→ Data entries for graphics
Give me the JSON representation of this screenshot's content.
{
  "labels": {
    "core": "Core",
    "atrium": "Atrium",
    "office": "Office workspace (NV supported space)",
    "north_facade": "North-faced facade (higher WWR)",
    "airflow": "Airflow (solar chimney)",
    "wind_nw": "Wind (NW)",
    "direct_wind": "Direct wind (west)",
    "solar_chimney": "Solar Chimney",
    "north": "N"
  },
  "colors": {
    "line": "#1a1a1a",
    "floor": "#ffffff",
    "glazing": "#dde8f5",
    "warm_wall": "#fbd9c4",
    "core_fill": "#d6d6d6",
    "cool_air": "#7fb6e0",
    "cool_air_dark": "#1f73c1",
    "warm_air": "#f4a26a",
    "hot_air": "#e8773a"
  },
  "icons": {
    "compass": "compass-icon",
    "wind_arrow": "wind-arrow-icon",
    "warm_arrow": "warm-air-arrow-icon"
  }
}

→ Aim
From the listing above, copy every line that includes the word "arrow".

→ Answer to the task
    "wind_arrow": "wind-arrow-icon",
    "warm_arrow": "warm-air-arrow-icon"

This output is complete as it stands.